__The exercise__. Which lines in the records below contain the word "primerov"? Copy each one out.

* START *

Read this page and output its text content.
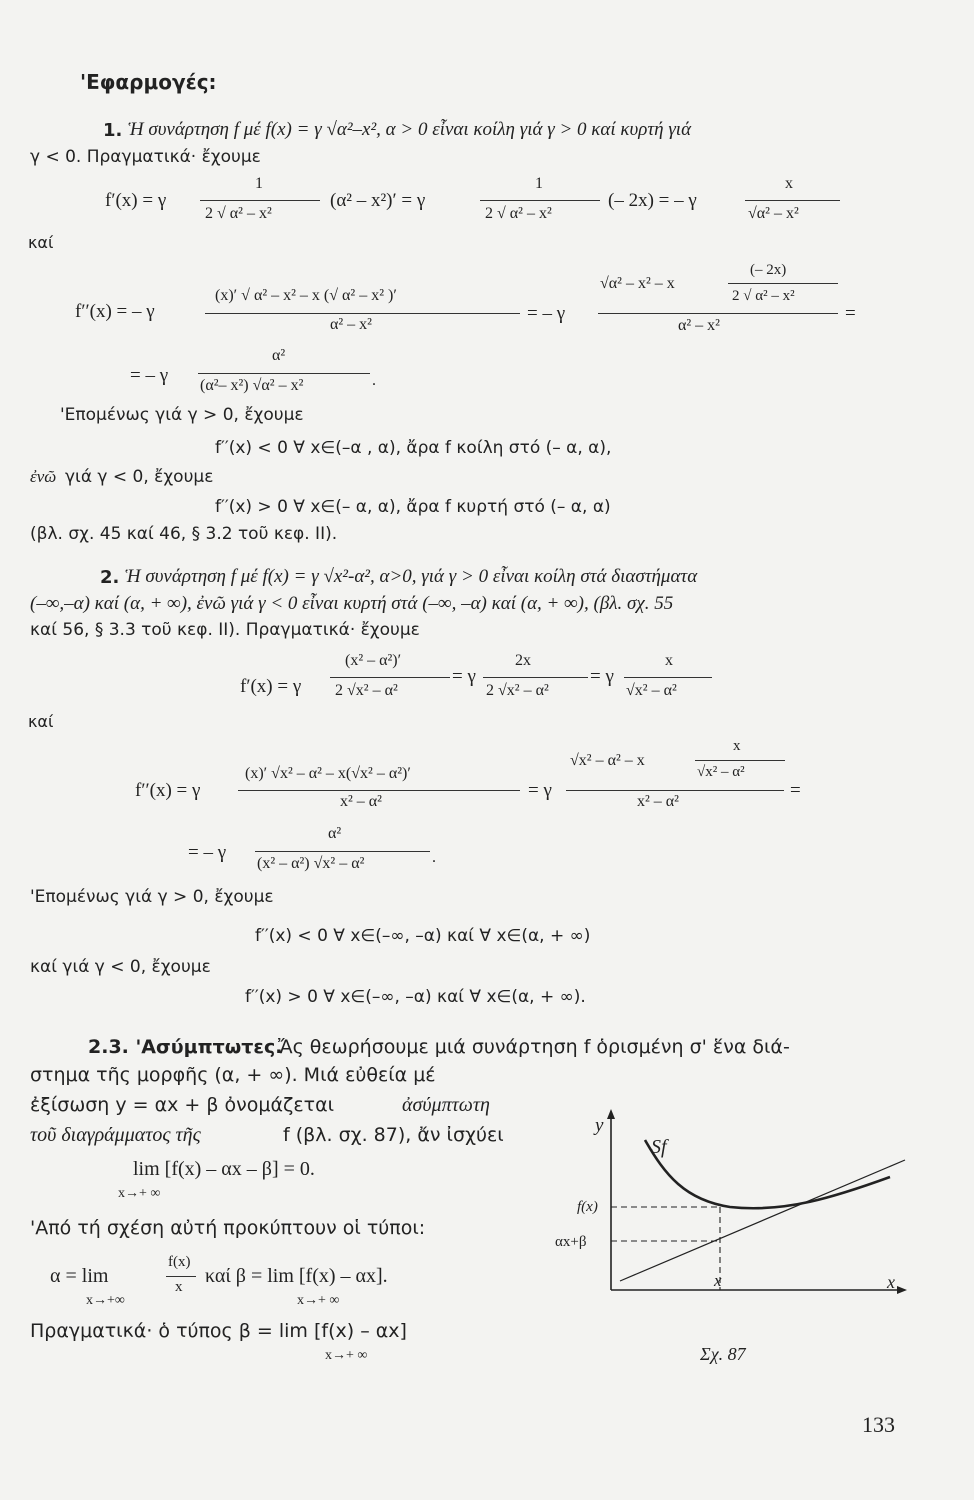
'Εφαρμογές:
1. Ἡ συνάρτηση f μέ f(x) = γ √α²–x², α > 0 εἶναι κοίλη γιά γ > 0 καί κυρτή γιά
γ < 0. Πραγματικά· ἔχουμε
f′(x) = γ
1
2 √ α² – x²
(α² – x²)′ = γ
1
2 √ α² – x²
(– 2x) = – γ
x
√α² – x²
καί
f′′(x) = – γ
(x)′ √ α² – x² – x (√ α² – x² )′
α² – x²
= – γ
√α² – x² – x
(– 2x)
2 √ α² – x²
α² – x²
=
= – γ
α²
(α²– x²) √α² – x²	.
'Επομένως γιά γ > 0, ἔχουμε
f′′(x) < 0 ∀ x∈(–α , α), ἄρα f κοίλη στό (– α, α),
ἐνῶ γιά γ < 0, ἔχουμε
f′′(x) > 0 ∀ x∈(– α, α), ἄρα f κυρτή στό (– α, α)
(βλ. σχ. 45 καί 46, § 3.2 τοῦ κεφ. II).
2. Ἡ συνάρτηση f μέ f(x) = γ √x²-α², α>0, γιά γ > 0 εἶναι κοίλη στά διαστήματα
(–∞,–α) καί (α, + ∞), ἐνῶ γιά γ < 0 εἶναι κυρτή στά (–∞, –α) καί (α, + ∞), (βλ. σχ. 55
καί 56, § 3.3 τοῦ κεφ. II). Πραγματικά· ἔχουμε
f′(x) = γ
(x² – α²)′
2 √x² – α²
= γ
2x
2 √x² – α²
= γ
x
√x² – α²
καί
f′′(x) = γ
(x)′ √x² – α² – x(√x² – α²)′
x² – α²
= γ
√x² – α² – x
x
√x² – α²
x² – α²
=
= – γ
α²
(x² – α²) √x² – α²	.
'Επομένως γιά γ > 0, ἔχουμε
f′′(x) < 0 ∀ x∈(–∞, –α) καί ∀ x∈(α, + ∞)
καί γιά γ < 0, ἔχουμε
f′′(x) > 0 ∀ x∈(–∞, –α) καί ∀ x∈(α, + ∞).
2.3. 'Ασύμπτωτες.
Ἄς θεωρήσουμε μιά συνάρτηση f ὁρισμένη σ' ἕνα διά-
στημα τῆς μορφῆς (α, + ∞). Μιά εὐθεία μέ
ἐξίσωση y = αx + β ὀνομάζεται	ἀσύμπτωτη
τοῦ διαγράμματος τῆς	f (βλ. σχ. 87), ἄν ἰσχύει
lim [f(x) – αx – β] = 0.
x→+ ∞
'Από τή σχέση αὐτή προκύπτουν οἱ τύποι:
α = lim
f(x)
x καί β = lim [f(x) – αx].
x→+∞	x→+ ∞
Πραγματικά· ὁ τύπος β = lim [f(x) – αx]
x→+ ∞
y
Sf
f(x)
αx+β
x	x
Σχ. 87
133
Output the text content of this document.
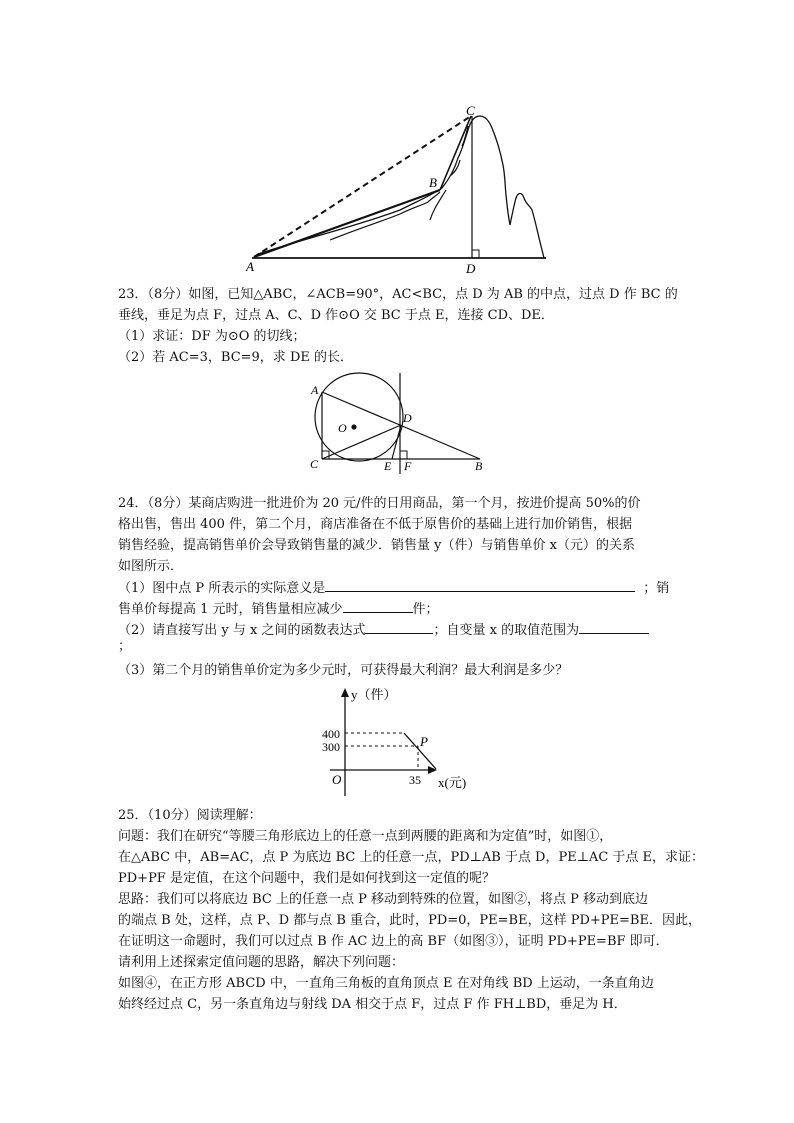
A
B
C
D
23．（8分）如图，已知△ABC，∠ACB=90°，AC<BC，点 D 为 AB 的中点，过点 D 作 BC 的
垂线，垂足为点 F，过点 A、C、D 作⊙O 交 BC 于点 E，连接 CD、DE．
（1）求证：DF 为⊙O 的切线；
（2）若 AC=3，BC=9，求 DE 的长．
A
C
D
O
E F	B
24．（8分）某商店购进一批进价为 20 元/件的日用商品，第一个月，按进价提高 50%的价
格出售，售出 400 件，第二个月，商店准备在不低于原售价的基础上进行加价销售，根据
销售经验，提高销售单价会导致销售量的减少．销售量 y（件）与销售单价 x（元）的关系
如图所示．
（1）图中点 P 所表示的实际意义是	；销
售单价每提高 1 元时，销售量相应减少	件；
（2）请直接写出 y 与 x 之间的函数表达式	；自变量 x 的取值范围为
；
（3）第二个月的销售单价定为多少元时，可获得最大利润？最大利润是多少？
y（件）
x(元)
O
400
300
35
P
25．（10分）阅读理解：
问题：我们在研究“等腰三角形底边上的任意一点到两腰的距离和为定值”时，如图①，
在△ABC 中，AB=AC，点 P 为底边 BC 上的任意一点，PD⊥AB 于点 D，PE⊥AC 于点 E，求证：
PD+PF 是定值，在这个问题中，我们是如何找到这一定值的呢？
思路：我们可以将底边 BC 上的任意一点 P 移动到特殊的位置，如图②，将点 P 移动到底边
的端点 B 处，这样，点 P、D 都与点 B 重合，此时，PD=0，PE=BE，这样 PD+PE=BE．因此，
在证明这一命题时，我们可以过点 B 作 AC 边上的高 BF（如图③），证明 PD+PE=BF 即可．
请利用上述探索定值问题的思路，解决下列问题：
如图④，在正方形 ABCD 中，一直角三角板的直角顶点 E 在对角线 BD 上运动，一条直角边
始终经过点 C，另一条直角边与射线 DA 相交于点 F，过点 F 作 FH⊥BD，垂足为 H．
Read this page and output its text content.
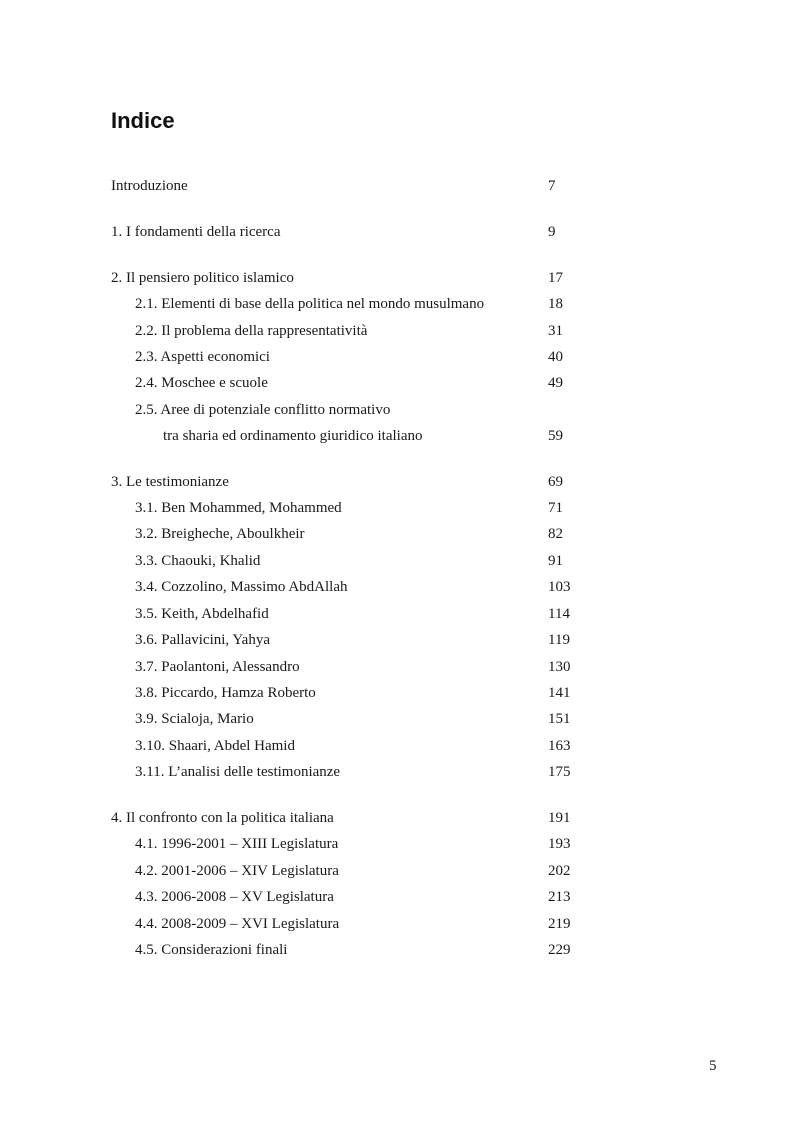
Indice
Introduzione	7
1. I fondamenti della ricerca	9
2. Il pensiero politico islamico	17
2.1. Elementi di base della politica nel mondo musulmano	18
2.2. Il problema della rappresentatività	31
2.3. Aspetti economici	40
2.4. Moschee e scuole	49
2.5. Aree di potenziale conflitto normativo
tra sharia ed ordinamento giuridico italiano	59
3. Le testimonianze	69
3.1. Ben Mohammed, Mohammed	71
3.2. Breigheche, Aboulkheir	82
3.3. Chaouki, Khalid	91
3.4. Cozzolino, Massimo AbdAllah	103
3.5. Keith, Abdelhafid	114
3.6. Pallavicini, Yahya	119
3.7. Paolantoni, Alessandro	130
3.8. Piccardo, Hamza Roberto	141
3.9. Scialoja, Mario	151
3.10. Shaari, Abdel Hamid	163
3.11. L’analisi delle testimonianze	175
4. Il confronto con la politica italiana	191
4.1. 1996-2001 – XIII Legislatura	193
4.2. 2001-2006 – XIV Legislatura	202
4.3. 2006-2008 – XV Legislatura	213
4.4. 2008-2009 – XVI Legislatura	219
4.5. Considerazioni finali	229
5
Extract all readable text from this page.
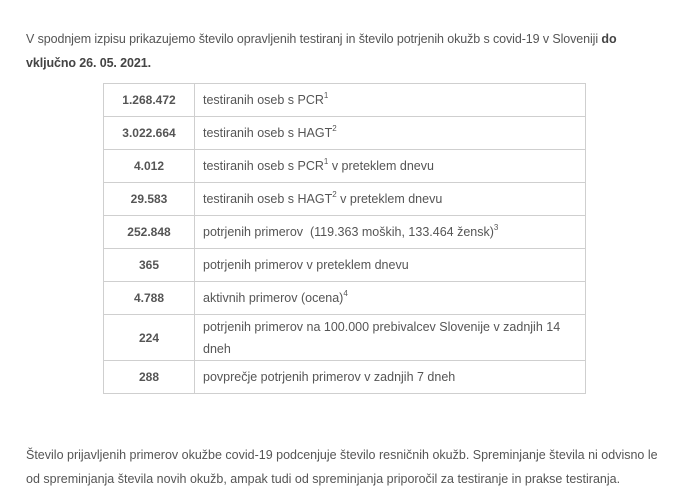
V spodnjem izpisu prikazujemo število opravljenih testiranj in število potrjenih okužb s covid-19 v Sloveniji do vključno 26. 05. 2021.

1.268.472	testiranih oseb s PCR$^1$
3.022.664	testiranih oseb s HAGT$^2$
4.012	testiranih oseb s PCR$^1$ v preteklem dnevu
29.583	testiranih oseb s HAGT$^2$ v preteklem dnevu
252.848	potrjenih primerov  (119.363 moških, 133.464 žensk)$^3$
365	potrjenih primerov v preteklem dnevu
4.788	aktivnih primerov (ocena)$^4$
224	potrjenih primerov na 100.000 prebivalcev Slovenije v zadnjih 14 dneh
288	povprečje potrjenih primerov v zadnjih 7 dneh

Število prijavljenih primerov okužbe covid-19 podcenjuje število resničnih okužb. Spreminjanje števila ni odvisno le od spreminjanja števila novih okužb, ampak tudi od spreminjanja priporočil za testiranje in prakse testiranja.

* END *

__Result of this task__.
252.848	potrjenih primerov  (119.363 moških, 133.464 žensk)$^3$
365	potrjenih primerov v preteklem dnevu
4.788	aktivnih primerov (ocena)$^4$
224	potrjenih primerov na 100.000 prebivalcev Slovenije v zadnjih 14 dneh
288	povprečje potrjenih primerov v zadnjih 7 dneh
Število prijavljenih primerov okužbe covid-19 podcenjuje število resničnih okužb. Spreminjanje števila ni odvisno le od spreminjanja števila novih okužb, ampak tudi od spreminjanja priporočil za testiranje in prakse testiranja.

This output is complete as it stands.